Below are some entries. Work out how many of their lines hold the word "frac", and write that number alone.

(Saved entries)
====================
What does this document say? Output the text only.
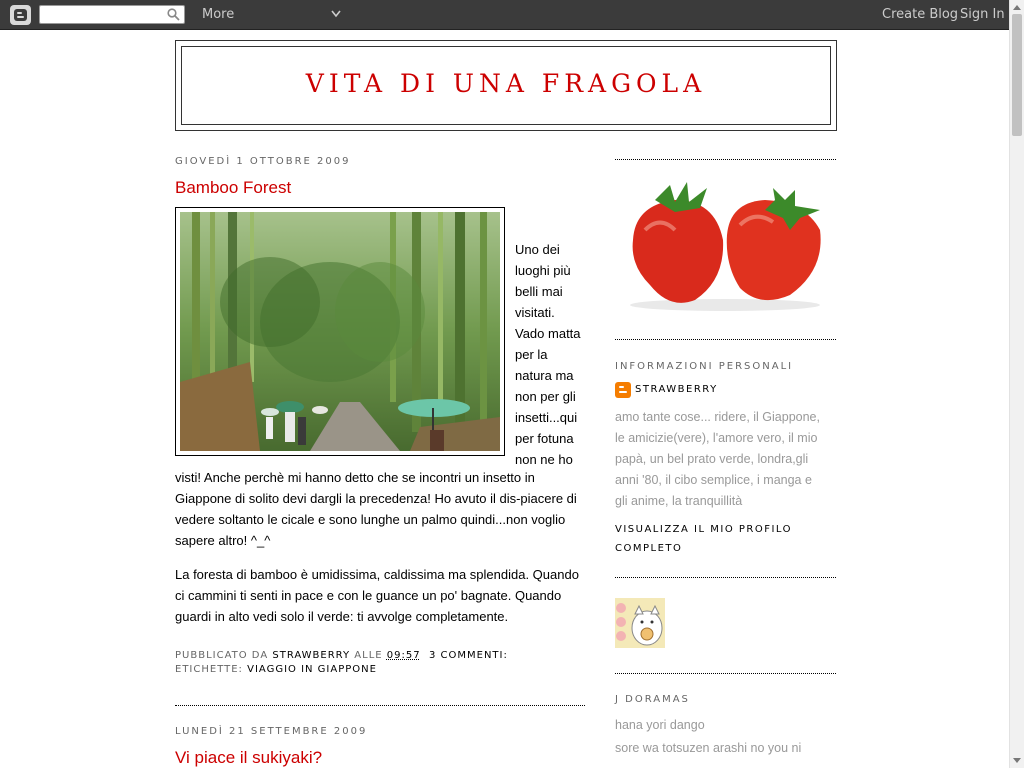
More	Create Blog Sign In
VITA DI UNA FRAGOLA
GIOVEDÌ 1 OTTOBRE 2009
Bamboo Forest
Uno dei
luoghi più
belli mai
visitati.
Vado matta
per la
natura ma
non per gli
insetti...qui
per fotuna
non ne ho
visti! Anche perchè mi hanno detto che se incontri un insetto in
Giappone di solito devi dargli la precedenza! Ho avuto il dis-piacere di
vedere soltanto le cicale e sono lunghe un palmo quindi...non voglio
sapere altro! ^_^
La foresta di bamboo è umidissima, caldissima ma splendida. Quando
ci cammini ti senti in pace e con le guance un po' bagnate. Quando
guardi in alto vedi solo il verde: ti avvolge completamente.
PUBBLICATO DA STRAWBERRY ALLE 09:57 3 COMMENTI:
ETICHETTE: VIAGGIO IN GIAPPONE
LUNEDÌ 21 SETTEMBRE 2009
Vi piace il sukiyaki?
INFORMAZIONI PERSONALI
STRAWBERRY
amo tante cose... ridere, il Giappone,
le amicizie(vere), l'amore vero, il mio
papà, un bel prato verde, londra,gli
anni '80, il cibo semplice, i manga e
gli anime, la tranquillità
VISUALIZZA IL MIO PROFILO
COMPLETO
J DORAMAS
hana yori dango
sore wa totsuzen arashi no you ni
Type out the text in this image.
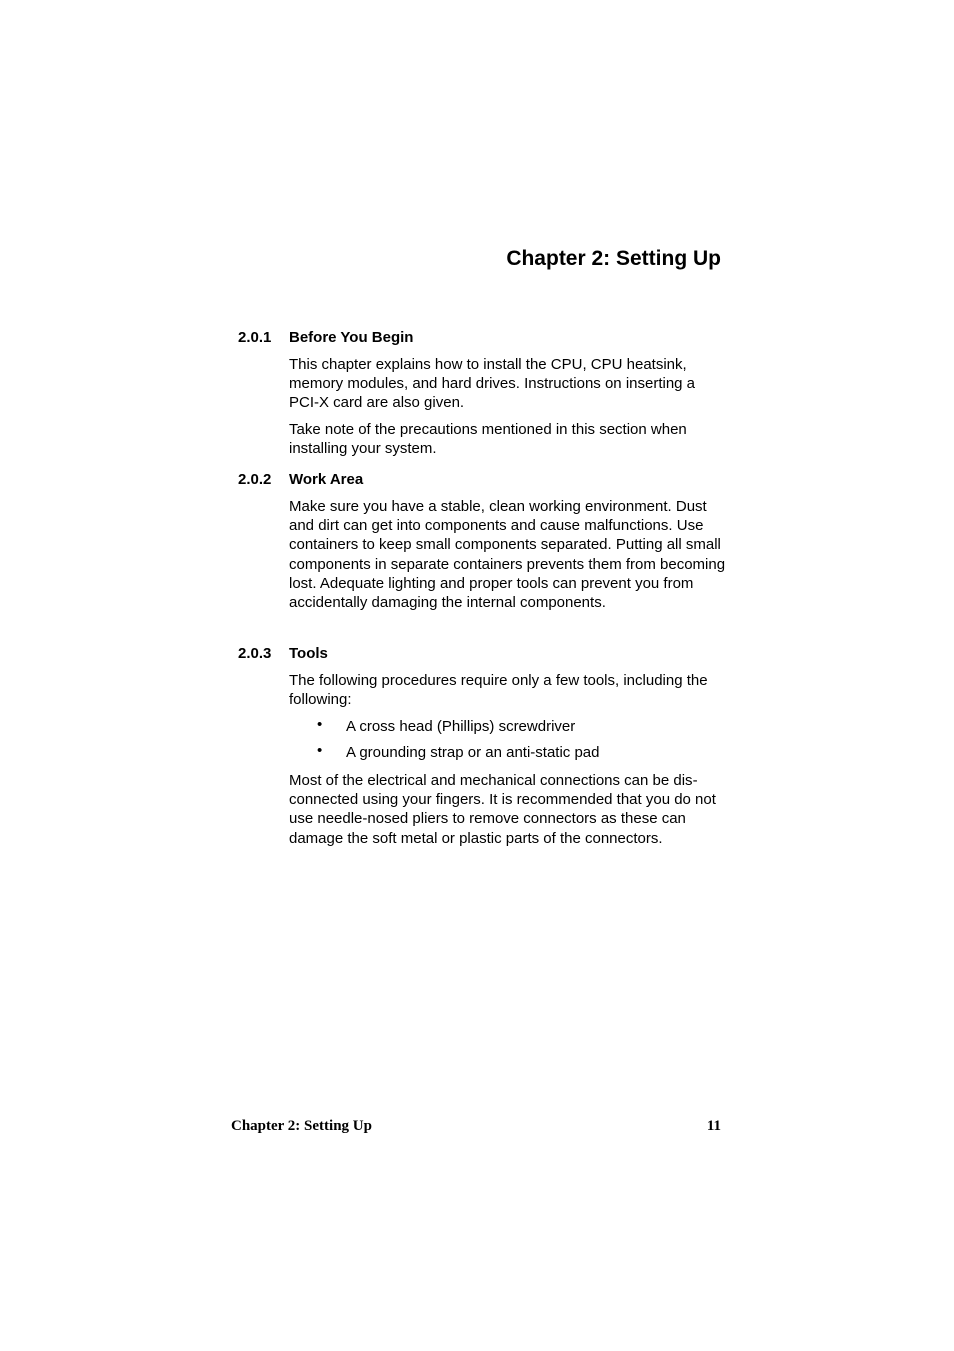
Chapter 2: Setting Up
2.0.1 Before You Begin

This chapter explains how to install the CPU, CPU heatsink, memory modules, and hard drives. Instructions on inserting a PCI-X card are also given.

Take note of the precautions mentioned in this section when installing your system.

2.0.2 Work Area

Make sure you have a stable, clean working environment. Dust and dirt can get into components and cause malfunctions. Use containers to keep small components separated. Putting all small components in separate containers prevents them from becoming lost. Adequate lighting and proper tools can prevent you from accidentally damaging the internal components.

2.0.3 Tools

The following procedures require only a few tools, including the following:

• A cross head (Phillips) screwdriver
• A grounding strap or an anti-static pad

Most of the electrical and mechanical connections can be disconnected using your fingers. It is recommended that you do not use needle-nosed pliers to remove connectors as these can damage the soft metal or plastic parts of the connectors.

Chapter 2: Setting Up	11
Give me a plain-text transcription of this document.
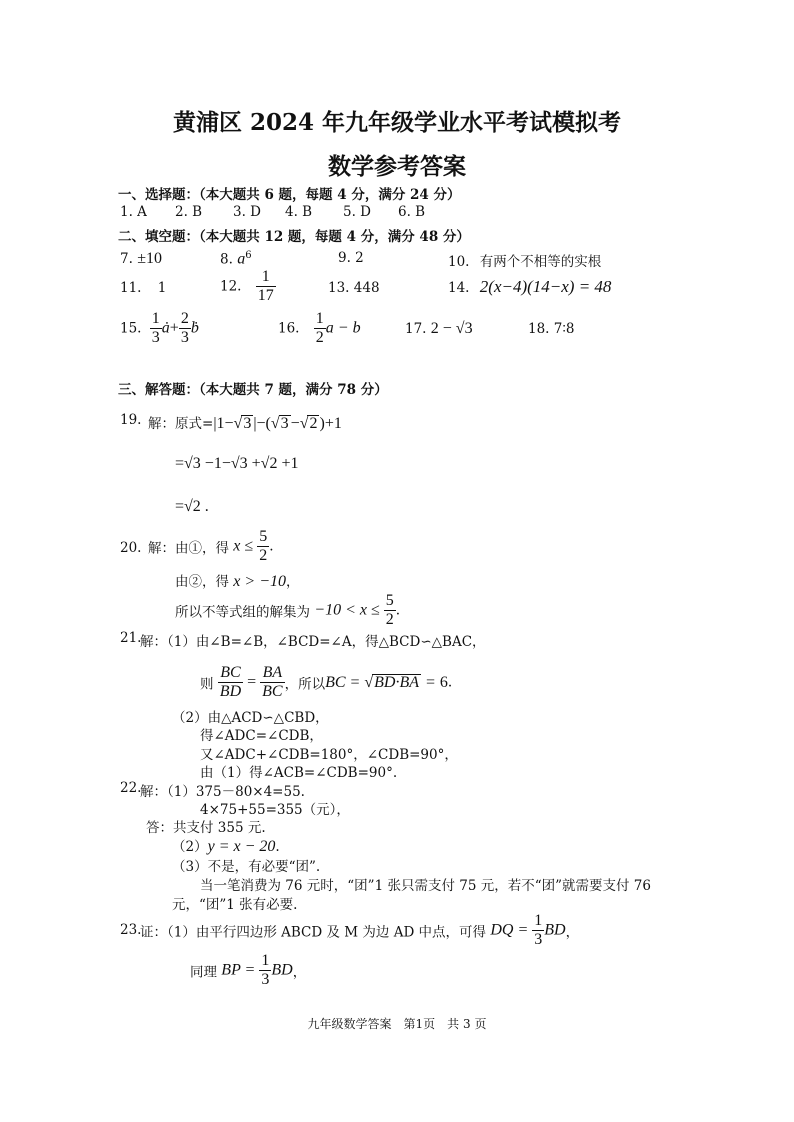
黄浦区 2024 年九年级学业水平考试模拟考
数学参考答案
一、选择题：（本大题共 6 题，每题 4 分，满分 24 分）
1. A 2. B 3. D 4. B 5. D 6. B
二、填空题：（本大题共 12 题，每题 4 分，满分 48 分）
7. ±10	8. $a^6$	9. 2	10. 有两个不相等的实根
11. 1	12. $\frac{1}{17}$	13. 448	14. 2(x−4)(14−x) = 48
15. $\frac{1}{3}$ ȧ+ $\frac{2}{3}$ ḃ	16. $\frac{1}{2}$ a − b	17. 2 − √3	18. 7∶8
三、解答题：（本大题共 7 题，满分 78 分）
19. 解：原式=|1−√3 |−(√3 −√2 )+1
=√3 −1−√3 +√2 +1
=√2 .
20. 解：由①，得 $x \le \frac{5}{2}$ .
由②，得 x > −10，
所以不等式组的解集为 $-10 < x \le \frac{5}{2}$ .
21.
解：（1）由∠B=∠B，∠BCD=∠A，得△BCD∽△BAC，
则 $\frac{BC}{BD} = \frac{BA}{BC}$ ，所以BC = √BD·BA = 6.
（2）由△ACD∽△CBD，
得∠ADC=∠CDB，
又∠ADC+∠CDB=180°，∠CDB=90°，
由（1）得∠ACB=∠CDB=90°.
22.
解：（1）375－80×4=55.
4×75+55=355（元），
答：共支付 355 元.
（2）y = x − 20.
（3）不是，有必要“团”.
当一笔消费为 76 元时，“团”1 张只需支付 75 元，若不“团”就需要支付 76
元，“团”1 张有必要.
23.
证：（1）由平行四边形 ABCD 及 M 为边 AD 中点，可得 DQ = $\frac{1}{3}$ BD，
同理 BP = $\frac{1}{3}$ BD，
九年级数学答案　第1页　共 3 页
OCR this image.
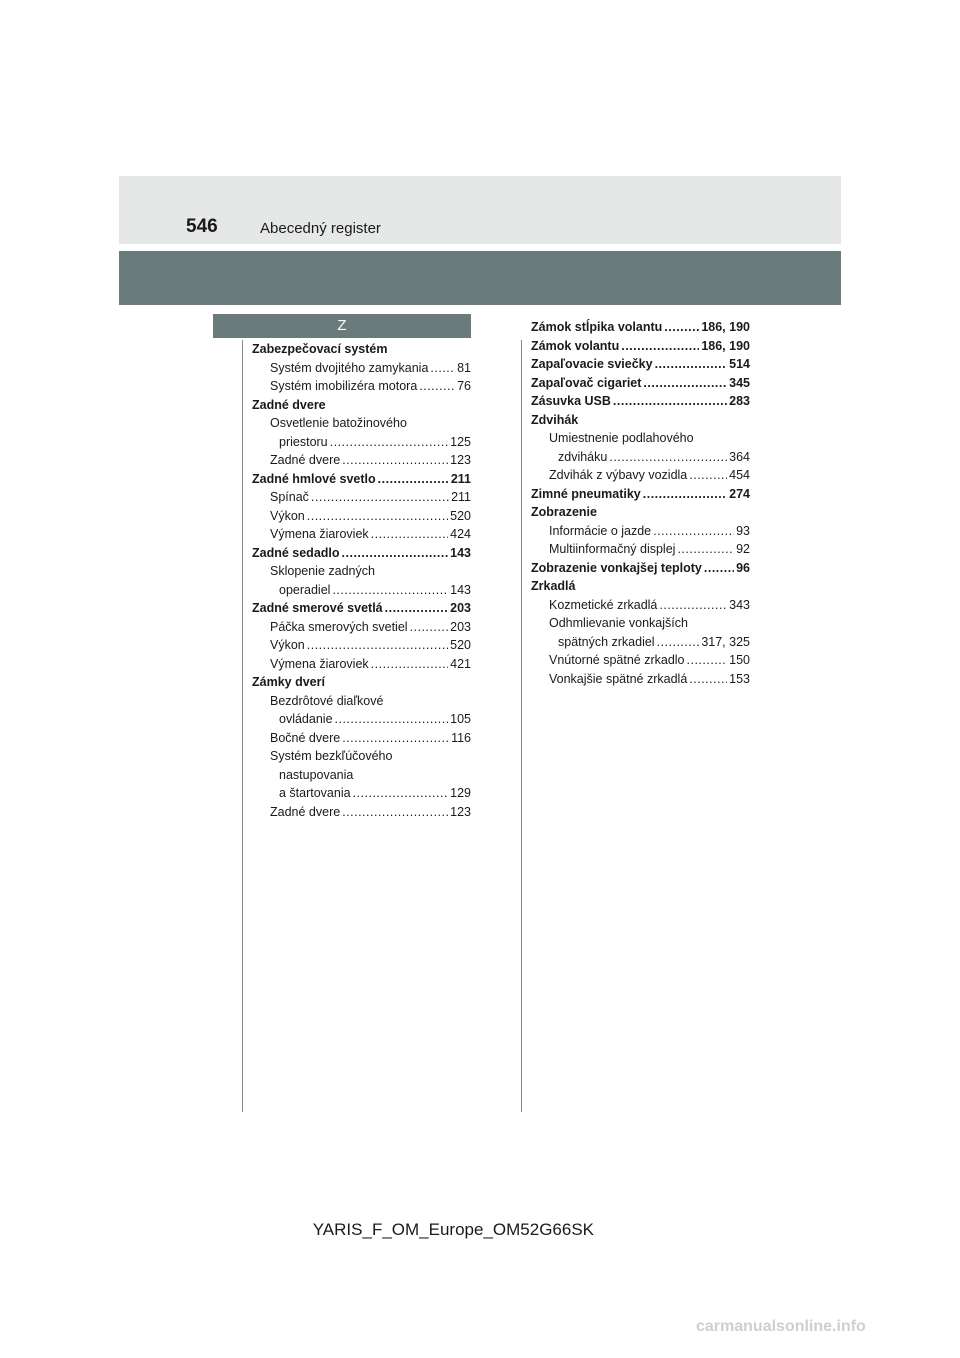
546	Abecedný register
Z
Zabezpečovací systém
Systém dvojitého zamykania ..... 81
Systém imobilizéra motora .....	76
Zadné dvere
Osvetlenie batožinového
priestoru .....	125
Zadné dvere .....	123
Zadné hmlové svetlo .....	211
Spínač .....	211
Výkon .....	520
Výmena žiaroviek .....	424
Zadné sedadlo .....	143
Sklopenie zadných
operadiel .....	143
Zadné smerové svetlá .....	203
Páčka smerových svetiel .....	203
Výkon .....	520
Výmena žiaroviek .....	421
Zámky dverí
Bezdrôtové diaľkové
ovládanie .....	105
Bočné dvere .....	116
Systém bezkľúčového
nastupovania
a štartovania .....	129
Zadné dvere .....	123
Zámok stĺpika volantu .....	186, 190
Zámok volantu .....	186, 190
Zapaľovacie sviečky .....	514
Zapaľovač cigariet .....	345
Zásuvka USB .....	283
Zdvihák
Umiestnenie podlahového
zdviháku .....	364
Zdvihák z výbavy vozidla .....	454
Zimné pneumatiky .....	274
Zobrazenie
Informácie o jazde .....	93
Multiinformačný displej .....	92
Zobrazenie vonkajšej teploty .....	96
Zrkadlá
Kozmetické zrkadlá .....	343
Odhmlievanie vonkajších
spätných zrkadiel .....	317, 325
Vnútorné spätné zrkadlo .....	150
Vonkajšie spätné zrkadlá .....	153
YARIS_F_OM_Europe_OM52G66SK
carmanualsonline.info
====================
*Answer to this problem*: 7